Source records
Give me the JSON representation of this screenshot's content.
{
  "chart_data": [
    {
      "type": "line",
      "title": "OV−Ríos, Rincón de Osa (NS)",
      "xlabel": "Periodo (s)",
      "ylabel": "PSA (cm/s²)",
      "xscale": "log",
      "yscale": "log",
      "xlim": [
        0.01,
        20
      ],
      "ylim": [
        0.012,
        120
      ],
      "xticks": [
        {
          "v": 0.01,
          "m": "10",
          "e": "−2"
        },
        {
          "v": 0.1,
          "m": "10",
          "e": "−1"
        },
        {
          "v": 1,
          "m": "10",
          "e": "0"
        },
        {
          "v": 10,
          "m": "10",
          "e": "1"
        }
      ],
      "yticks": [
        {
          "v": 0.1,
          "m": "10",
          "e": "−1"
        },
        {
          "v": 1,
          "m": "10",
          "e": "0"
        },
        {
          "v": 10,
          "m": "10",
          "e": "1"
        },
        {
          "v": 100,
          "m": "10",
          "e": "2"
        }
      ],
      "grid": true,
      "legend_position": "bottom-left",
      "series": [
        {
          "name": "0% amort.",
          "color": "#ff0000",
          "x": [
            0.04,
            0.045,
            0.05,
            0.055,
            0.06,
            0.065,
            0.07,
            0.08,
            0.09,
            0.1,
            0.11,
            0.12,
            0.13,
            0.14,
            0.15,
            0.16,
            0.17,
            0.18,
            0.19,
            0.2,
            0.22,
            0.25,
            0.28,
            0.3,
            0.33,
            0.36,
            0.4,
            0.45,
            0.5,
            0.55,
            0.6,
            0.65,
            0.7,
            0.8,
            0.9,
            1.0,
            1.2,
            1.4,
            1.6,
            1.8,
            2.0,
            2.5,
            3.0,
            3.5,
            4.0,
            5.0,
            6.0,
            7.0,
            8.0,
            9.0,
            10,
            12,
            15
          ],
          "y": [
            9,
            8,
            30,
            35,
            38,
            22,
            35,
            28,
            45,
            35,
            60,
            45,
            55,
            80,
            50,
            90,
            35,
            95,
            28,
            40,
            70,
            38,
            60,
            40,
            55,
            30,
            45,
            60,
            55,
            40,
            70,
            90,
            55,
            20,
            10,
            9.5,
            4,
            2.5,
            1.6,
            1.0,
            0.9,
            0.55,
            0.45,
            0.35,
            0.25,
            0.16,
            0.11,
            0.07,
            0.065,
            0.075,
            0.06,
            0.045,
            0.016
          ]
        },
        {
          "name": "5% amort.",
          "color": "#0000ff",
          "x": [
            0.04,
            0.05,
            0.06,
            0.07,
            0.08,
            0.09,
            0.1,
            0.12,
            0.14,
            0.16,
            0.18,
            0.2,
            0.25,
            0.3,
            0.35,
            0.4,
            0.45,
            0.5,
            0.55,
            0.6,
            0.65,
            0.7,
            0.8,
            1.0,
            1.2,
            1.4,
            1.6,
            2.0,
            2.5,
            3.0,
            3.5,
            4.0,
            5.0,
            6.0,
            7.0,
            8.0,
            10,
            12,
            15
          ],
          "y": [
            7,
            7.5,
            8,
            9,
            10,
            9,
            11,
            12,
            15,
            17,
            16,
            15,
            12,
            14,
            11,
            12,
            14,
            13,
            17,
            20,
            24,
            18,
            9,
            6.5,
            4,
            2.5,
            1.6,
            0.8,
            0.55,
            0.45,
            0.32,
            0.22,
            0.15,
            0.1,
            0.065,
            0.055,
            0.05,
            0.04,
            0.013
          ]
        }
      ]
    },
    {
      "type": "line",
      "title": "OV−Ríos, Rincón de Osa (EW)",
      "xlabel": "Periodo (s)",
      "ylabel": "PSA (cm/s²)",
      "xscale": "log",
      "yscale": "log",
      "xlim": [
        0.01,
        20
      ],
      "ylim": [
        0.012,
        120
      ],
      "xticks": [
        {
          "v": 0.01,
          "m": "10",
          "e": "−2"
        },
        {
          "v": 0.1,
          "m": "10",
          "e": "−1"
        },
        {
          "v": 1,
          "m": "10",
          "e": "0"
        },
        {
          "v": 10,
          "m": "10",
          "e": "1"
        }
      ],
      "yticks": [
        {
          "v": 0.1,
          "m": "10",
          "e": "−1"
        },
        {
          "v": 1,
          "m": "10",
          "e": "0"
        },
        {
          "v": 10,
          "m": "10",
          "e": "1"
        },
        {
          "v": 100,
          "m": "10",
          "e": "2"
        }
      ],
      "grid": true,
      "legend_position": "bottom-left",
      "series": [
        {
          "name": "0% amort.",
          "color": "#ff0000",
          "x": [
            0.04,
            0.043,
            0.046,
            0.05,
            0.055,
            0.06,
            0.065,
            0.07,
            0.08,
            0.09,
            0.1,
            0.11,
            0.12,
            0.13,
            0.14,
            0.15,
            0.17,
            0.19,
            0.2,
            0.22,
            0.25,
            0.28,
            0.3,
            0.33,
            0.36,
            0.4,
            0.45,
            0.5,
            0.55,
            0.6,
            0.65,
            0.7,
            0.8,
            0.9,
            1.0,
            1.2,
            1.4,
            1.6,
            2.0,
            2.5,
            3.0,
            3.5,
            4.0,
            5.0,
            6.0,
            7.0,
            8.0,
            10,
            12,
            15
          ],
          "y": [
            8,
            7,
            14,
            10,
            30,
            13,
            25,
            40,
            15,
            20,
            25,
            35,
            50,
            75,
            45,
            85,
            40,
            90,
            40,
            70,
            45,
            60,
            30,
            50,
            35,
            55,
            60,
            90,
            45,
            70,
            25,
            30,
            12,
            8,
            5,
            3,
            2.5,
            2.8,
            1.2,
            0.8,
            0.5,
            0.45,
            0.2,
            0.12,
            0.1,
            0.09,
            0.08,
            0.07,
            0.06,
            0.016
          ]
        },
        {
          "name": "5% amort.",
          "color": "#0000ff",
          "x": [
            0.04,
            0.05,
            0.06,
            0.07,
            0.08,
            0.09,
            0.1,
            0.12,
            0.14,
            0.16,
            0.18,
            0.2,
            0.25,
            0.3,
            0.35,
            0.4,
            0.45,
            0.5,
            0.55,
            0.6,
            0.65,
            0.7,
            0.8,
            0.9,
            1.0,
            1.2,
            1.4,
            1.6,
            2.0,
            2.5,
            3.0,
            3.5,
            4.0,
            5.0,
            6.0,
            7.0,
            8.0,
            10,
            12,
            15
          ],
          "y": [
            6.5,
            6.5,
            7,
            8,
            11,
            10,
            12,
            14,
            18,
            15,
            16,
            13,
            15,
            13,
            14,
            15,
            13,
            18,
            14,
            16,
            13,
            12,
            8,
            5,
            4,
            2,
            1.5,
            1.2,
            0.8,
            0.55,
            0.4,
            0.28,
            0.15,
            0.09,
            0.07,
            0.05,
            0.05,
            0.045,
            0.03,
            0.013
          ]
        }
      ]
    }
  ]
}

● **YOUR OBJECTIVE**
Return all of the entries exactly as written.

● **WRITTEN ANSWER**
Give me the JSON representation of this screenshot's content.
{
  "chart_data": [
    {
      "type": "line",
      "title": "OV−Ríos, Rincón de Osa (NS)",
      "xlabel": "Periodo (s)",
      "ylabel": "PSA (cm/s²)",
      "xscale": "log",
      "yscale": "log",
      "xlim": [
        0.01,
        20
      ],
      "ylim": [
        0.012,
        120
      ],
      "xticks": [
        {
          "v": 0.01,
          "m": "10",
          "e": "−2"
        },
        {
          "v": 0.1,
          "m": "10",
          "e": "−1"
        },
        {
          "v": 1,
          "m": "10",
          "e": "0"
        },
        {
          "v": 10,
          "m": "10",
          "e": "1"
        }
      ],
      "yticks": [
        {
          "v": 0.1,
          "m": "10",
          "e": "−1"
        },
        {
          "v": 1,
          "m": "10",
          "e": "0"
        },
        {
          "v": 10,
          "m": "10",
          "e": "1"
        },
        {
          "v": 100,
          "m": "10",
          "e": "2"
        }
      ],
      "grid": true,
      "legend_position": "bottom-left",
      "series": [
        {
          "name": "0% amort.",
          "color": "#ff0000",
          "x": [
            0.04,
            0.045,
            0.05,
            0.055,
            0.06,
            0.065,
            0.07,
            0.08,
            0.09,
            0.1,
            0.11,
            0.12,
            0.13,
            0.14,
            0.15,
            0.16,
            0.17,
            0.18,
            0.19,
            0.2,
            0.22,
            0.25,
            0.28,
            0.3,
            0.33,
            0.36,
            0.4,
            0.45,
            0.5,
            0.55,
            0.6,
            0.65,
            0.7,
            0.8,
            0.9,
            1.0,
            1.2,
            1.4,
            1.6,
            1.8,
            2.0,
            2.5,
            3.0,
            3.5,
            4.0,
            5.0,
            6.0,
            7.0,
            8.0,
            9.0,
            10,
            12,
            15
          ],
          "y": [
            9,
            8,
            30,
            35,
            38,
            22,
            35,
            28,
            45,
            35,
            60,
            45,
            55,
            80,
            50,
            90,
            35,
            95,
            28,
            40,
            70,
            38,
            60,
            40,
            55,
            30,
            45,
            60,
            55,
            40,
            70,
            90,
            55,
            20,
            10,
            9.5,
            4,
            2.5,
            1.6,
            1.0,
            0.9,
            0.55,
            0.45,
            0.35,
            0.25,
            0.16,
            0.11,
            0.07,
            0.065,
            0.075,
            0.06,
            0.045,
            0.016
          ]
        },
        {
          "name": "5% amort.",
          "color": "#0000ff",
          "x": [
            0.04,
            0.05,
            0.06,
            0.07,
            0.08,
            0.09,
            0.1,
            0.12,
            0.14,
            0.16,
            0.18,
            0.2,
            0.25,
            0.3,
            0.35,
            0.4,
            0.45,
            0.5,
            0.55,
            0.6,
            0.65,
            0.7,
            0.8,
            1.0,
            1.2,
            1.4,
            1.6,
            2.0,
            2.5,
            3.0,
            3.5,
            4.0,
            5.0,
            6.0,
            7.0,
            8.0,
            10,
            12,
            15
          ],
          "y": [
            7,
            7.5,
            8,
            9,
            10,
            9,
            11,
            12,
            15,
            17,
            16,
            15,
            12,
            14,
            11,
            12,
            14,
            13,
            17,
            20,
            24,
            18,
            9,
            6.5,
            4,
            2.5,
            1.6,
            0.8,
            0.55,
            0.45,
            0.32,
            0.22,
            0.15,
            0.1,
            0.065,
            0.055,
            0.05,
            0.04,
            0.013
          ]
        }
      ]
    },
    {
      "type": "line",
      "title": "OV−Ríos, Rincón de Osa (EW)",
      "xlabel": "Periodo (s)",
      "ylabel": "PSA (cm/s²)",
      "xscale": "log",
      "yscale": "log",
      "xlim": [
        0.01,
        20
      ],
      "ylim": [
        0.012,
        120
      ],
      "xticks": [
        {
          "v": 0.01,
          "m": "10",
          "e": "−2"
        },
        {
          "v": 0.1,
          "m": "10",
          "e": "−1"
        },
        {
          "v": 1,
          "m": "10",
          "e": "0"
        },
        {
          "v": 10,
          "m": "10",
          "e": "1"
        }
      ],
      "yticks": [
        {
          "v": 0.1,
          "m": "10",
          "e": "−1"
        },
        {
          "v": 1,
          "m": "10",
          "e": "0"
        },
        {
          "v": 10,
          "m": "10",
          "e": "1"
        },
        {
          "v": 100,
          "m": "10",
          "e": "2"
        }
      ],
      "grid": true,
      "legend_position": "bottom-left",
      "series": [
        {
          "name": "0% amort.",
          "color": "#ff0000",
          "x": [
            0.04,
            0.043,
            0.046,
            0.05,
            0.055,
            0.06,
            0.065,
            0.07,
            0.08,
            0.09,
            0.1,
            0.11,
            0.12,
            0.13,
            0.14,
            0.15,
            0.17,
            0.19,
            0.2,
            0.22,
            0.25,
            0.28,
            0.3,
            0.33,
            0.36,
            0.4,
            0.45,
            0.5,
            0.55,
            0.6,
            0.65,
            0.7,
            0.8,
            0.9,
            1.0,
            1.2,
            1.4,
            1.6,
            2.0,
            2.5,
            3.0,
            3.5,
            4.0,
            5.0,
            6.0,
            7.0,
            8.0,
            10,
            12,
            15
          ],
          "y": [
            8,
            7,
            14,
            10,
            30,
            13,
            25,
            40,
            15,
            20,
            25,
            35,
            50,
            75,
            45,
            85,
            40,
            90,
            40,
            70,
            45,
            60,
            30,
            50,
            35,
            55,
            60,
            90,
            45,
            70,
            25,
            30,
            12,
            8,
            5,
            3,
            2.5,
            2.8,
            1.2,
            0.8,
            0.5,
            0.45,
            0.2,
            0.12,
            0.1,
            0.09,
            0.08,
            0.07,
            0.06,
            0.016
          ]
        },
        {
          "name": "5% amort.",
          "color": "#0000ff",
          "x": [
            0.04,
            0.05,
            0.06,
            0.07,
            0.08,
            0.09,
            0.1,
            0.12,
            0.14,
            0.16,
            0.18,
            0.2,
            0.25,
            0.3,
            0.35,
            0.4,
            0.45,
            0.5,
            0.55,
            0.6,
            0.65,
            0.7,
            0.8,
            0.9,
            1.0,
            1.2,
            1.4,
            1.6,
            2.0,
            2.5,
            3.0,
            3.5,
            4.0,
            5.0,
            6.0,
            7.0,
            8.0,
            10,
            12,
            15
          ],
          "y": [
            6.5,
            6.5,
            7,
            8,
            11,
            10,
            12,
            14,
            18,
            15,
            16,
            13,
            15,
            13,
            14,
            15,
            13,
            18,
            14,
            16,
            13,
            12,
            8,
            5,
            4,
            2,
            1.5,
            1.2,
            0.8,
            0.55,
            0.4,
            0.28,
            0.15,
            0.09,
            0.07,
            0.05,
            0.05,
            0.045,
            0.03,
            0.013
          ]
        }
      ]
    }
  ]
}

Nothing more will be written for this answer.